(Dataset records)
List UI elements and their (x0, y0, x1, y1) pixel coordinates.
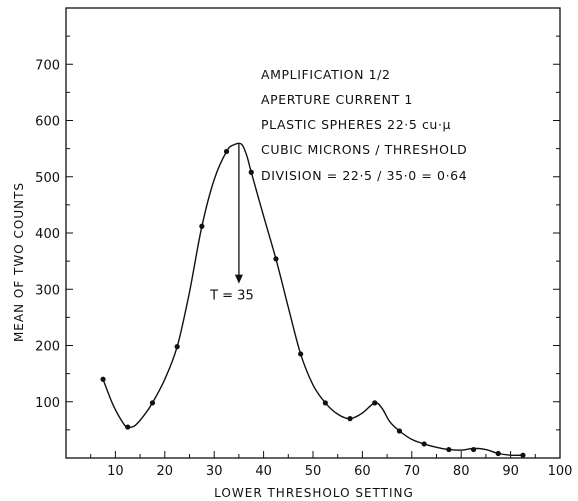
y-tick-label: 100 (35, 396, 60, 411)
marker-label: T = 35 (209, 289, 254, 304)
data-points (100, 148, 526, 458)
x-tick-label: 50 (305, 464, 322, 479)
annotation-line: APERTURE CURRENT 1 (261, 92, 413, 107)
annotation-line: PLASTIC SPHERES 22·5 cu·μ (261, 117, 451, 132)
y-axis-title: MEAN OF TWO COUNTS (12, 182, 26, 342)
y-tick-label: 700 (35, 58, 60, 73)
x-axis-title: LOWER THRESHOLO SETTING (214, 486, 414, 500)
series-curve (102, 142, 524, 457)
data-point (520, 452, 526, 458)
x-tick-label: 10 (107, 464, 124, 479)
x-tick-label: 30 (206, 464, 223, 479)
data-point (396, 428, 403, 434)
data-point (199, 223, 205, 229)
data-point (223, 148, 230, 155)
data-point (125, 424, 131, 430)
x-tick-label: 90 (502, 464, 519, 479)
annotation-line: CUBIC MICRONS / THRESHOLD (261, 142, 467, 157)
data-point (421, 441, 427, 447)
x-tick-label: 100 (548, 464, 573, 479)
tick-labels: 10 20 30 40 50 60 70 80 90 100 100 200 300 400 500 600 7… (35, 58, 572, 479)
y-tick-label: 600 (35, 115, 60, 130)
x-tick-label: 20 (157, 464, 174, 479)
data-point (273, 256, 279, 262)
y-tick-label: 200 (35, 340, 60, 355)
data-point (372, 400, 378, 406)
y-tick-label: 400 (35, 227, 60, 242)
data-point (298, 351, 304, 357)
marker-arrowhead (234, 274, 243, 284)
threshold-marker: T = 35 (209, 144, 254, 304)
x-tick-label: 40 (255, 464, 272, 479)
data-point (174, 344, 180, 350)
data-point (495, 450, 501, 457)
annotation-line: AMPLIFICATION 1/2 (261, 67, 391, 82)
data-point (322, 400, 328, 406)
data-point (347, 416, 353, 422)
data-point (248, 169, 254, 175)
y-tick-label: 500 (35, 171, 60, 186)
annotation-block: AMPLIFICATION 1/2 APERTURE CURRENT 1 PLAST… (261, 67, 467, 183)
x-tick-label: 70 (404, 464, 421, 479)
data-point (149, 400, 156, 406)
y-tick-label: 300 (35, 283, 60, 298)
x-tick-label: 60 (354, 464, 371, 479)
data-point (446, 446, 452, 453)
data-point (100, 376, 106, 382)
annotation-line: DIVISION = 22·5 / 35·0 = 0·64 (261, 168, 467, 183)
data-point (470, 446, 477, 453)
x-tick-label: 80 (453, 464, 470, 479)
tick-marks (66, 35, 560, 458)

---

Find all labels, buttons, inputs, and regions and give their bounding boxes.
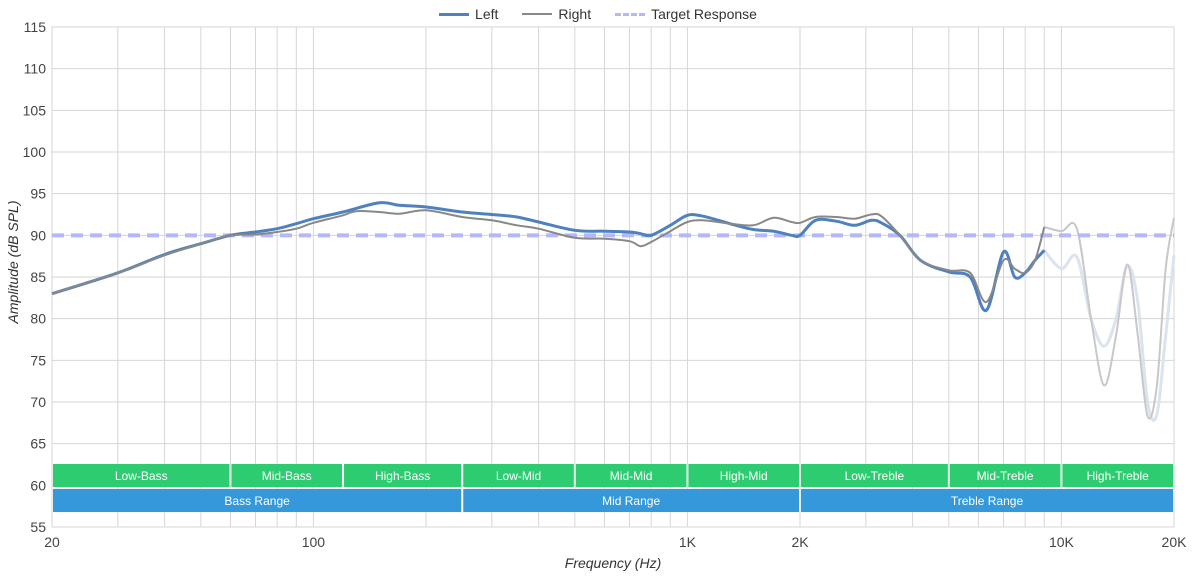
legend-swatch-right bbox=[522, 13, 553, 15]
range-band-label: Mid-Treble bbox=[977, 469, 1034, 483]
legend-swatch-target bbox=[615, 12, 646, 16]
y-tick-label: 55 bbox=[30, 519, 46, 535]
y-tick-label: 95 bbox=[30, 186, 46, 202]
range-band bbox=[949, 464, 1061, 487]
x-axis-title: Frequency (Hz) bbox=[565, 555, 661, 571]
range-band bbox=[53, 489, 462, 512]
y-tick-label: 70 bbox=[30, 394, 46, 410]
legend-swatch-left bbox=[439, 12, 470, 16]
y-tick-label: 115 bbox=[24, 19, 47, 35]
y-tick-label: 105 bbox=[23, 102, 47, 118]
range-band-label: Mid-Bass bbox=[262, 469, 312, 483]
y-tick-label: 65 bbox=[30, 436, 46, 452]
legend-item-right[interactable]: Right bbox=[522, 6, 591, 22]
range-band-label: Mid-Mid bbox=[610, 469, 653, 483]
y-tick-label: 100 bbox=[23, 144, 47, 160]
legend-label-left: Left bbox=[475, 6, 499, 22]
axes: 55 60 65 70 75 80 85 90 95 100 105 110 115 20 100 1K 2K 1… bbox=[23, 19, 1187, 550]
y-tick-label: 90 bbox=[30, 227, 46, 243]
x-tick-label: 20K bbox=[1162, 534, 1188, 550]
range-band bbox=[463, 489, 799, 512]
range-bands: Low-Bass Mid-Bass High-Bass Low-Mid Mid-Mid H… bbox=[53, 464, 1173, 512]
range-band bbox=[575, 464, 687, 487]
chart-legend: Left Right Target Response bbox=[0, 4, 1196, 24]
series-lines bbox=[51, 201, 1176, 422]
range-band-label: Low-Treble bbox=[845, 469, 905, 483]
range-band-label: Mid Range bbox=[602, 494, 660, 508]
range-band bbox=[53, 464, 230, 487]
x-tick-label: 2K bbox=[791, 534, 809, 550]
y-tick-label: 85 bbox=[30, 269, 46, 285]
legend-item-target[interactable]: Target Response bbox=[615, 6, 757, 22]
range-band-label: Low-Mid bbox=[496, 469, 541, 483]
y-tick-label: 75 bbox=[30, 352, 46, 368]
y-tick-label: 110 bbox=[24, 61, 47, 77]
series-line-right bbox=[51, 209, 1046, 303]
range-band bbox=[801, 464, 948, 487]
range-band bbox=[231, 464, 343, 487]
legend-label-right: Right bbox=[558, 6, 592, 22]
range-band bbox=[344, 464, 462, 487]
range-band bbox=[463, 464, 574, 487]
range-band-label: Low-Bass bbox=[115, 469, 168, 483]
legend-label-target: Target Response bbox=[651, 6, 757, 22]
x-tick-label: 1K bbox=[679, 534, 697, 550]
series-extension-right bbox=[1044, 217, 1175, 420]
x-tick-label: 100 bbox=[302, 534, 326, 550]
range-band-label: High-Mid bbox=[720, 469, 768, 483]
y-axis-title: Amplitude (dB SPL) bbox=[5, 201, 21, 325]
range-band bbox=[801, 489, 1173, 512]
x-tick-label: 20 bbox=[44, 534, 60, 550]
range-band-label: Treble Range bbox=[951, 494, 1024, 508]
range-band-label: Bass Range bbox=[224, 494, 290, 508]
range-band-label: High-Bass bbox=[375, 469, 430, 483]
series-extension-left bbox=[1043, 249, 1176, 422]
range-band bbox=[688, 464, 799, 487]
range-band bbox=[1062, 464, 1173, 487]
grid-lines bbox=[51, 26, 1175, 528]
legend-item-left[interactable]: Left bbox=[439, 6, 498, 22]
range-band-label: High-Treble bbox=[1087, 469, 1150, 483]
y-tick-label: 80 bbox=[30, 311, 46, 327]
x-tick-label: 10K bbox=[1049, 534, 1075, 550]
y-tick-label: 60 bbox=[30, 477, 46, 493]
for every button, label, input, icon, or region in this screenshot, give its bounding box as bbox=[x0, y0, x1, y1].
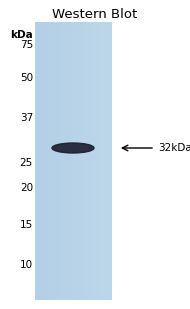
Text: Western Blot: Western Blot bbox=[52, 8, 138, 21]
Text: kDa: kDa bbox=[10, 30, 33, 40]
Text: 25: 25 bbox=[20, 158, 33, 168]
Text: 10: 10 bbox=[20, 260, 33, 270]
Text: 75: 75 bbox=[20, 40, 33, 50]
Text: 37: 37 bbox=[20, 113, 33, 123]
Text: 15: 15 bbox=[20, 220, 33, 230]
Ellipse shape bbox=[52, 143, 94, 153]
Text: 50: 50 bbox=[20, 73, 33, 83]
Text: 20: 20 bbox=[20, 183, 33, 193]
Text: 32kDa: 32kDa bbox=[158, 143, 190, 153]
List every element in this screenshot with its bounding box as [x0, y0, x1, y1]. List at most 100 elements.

**Objective:** State only the count of lines in the rows above that contain the string "labels", with case counting.

**Task solution:** 2